## WHAT YOU HAVE TO DO:
Using the listing below, extract each line that has the word "срока" in it.

## Dataset entries:

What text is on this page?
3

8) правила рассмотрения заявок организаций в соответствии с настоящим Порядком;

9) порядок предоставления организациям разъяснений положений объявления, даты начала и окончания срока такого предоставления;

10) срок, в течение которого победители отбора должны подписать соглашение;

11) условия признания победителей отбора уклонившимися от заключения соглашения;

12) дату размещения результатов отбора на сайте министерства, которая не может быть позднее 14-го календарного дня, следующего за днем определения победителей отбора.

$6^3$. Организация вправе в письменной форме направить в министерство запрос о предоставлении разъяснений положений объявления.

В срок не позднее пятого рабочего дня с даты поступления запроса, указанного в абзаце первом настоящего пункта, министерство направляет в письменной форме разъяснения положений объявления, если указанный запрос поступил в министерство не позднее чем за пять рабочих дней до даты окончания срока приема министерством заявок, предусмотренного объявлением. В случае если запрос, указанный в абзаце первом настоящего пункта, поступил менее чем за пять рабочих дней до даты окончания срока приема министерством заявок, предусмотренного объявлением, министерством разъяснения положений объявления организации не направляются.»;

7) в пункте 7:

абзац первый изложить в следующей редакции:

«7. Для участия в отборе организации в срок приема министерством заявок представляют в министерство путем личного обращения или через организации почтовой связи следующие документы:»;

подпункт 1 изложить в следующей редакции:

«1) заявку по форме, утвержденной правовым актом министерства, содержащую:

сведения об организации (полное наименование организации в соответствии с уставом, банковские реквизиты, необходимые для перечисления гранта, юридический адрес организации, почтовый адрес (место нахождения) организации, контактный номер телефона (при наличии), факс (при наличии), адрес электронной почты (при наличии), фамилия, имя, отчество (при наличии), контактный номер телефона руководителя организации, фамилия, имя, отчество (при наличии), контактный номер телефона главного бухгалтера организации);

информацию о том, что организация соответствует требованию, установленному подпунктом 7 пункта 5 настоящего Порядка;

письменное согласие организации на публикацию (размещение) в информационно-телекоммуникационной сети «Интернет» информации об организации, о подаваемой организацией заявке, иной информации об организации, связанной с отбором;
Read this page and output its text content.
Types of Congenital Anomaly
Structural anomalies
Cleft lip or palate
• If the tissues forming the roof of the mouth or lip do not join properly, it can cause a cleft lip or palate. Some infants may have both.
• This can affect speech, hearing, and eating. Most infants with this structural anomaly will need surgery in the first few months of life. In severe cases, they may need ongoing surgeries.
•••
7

## RESULT BELOW:
9) порядок предоставления организациям разъяснений положений объявления, даты начала и окончания срока такого предоставления;
В срок не позднее пятого рабочего дня с даты поступления запроса, указанного в абзаце первом настоящего пункта, министерство направляет в письменной форме разъяснения положений объявления, если указанный запрос поступил в министерство не позднее чем за пять рабочих дней до даты окончания срока приема министерством заявок, предусмотренного объявлением. В случае если запрос, указанный в абзаце первом настоящего пункта, поступил менее чем за пять рабочих дней до даты окончания срока приема министерством заявок, предусмотренного объявлением, министерством разъяснения положений объявления организации не направляются.»;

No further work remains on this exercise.